#### Zitierter Text:
□ □ □ □
Danach befragt, worum es ihr in Künstler*innengesprächen geht, führte Astrid Kaminski einige Kriterien für einen vertieften Dialog zwischen Künstler*in und Moderator*in an:
Dieser
- setze Übung voraus und dass beide Gesprächsprotagonist*innen sich sehr gut im Feld, das besprochen werden soll, auskennen,
- sollte mit einer substanziellen oder originellen Einstiegsfrage beginnen
- bewege sich im Spannungsfeld zwischen Diskretion und Offenlegung eines geteilten Wissens,
- setze einen Rahmen, in dem der*die Gesprächspartner*in sich verstanden und respektiert fühlt, und innerhalb dessen er herausgefordert werden kann,
- wecke aufseiten des Publikums eine Neugier auf Gesprächsleiter*in und Künstler*in.
Innerhalb der Berliner Tanzszene sei aber insbesondere die Neugier aufgrund der oft engen Verzahnung von Publikums- und Künstler*innenebene schwer zu generieren. Die Fragen müssten, um nicht Bekanntes zu wiederholen, bewusst auf das Aufbrechen des allzu Bekannten zielen.
Ingo Diehl führte aus, dass ein Format dann gelungen sei, wenn es lange nachwirkt. Expertise sei aus seiner Sicht allzu häufig mit einem hierarchischen Verständnis in Bezug auf Wissen und Erfahrung verbunden. Einerseits natürlich wichtig, befähige sie allein aber nicht unbedingt zu einem guten Format. Es brauche genauso eine große Neugier und Offenheit, vielleicht auch eine gewisse Risikobereitschaft. Da eine Methodik oft an die Situation angepasst werden muss, seien Vorkenntnisse ebenso wesentlich wie die Flexibilität, auf die jeweilige Situation reagieren zu können. Dabei sei das Rollenverständnis grundlegend: Der Gestaltungswille, der schwerpunktmäßig auf einer bestimmten Handwerklichkeit fußt und eine Hierarchie herstellt, sei ihm suspekt.
□ □ □ □
#### Bereitgestelltes Material:

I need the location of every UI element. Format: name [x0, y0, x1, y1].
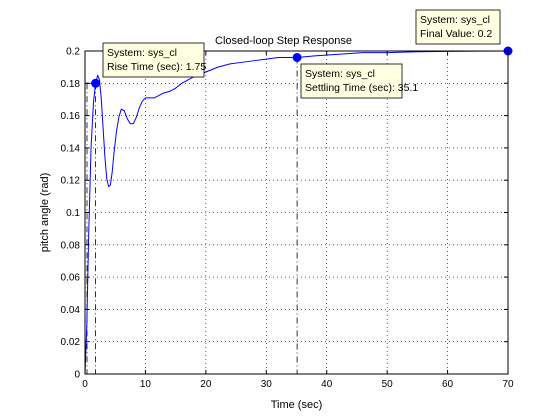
□ □ □ □
#### Zu erledigende Aufgaben:
1: Erkläre in ein bis drei Sätzen anhand des Textes über Künstler*innengespräche, warum Vorkenntnisse nach Ingo Diehl ebenso wesentlich sind wie Flexibilität.
2: Beantworte die folgenden Fragen zum Text über Künstler*innengespräche und kennzeichne deine Antworten ebenfalls mit (a), (b) und (c).
(a) Womit sollte ein vertiefter Dialog laut Astrid Kaminski beginnen?
(b) Wann ist ein Format nach Ingo Diehl gelungen?
(c) Womit ist Expertise nach Diehls Sicht allzu häufig verbunden?
Das Material spielt hierfür keine Rolle.

#### Lösungen je Aufgabe:
1: Eine Methodik muss oft an die jeweilige Situation angepasst werden. Deshalb braucht es neben Vorkenntnissen auch die Flexibilität, auf die jeweilige Situation reagieren zu können.

2:
(a) Mit einer substanziellen oder originellen Einstiegsfrage.
(b) Wenn es lange nachwirkt.
(c) Mit einem hierarchischen Verständnis in Bezug auf Wissen und Erfahrung.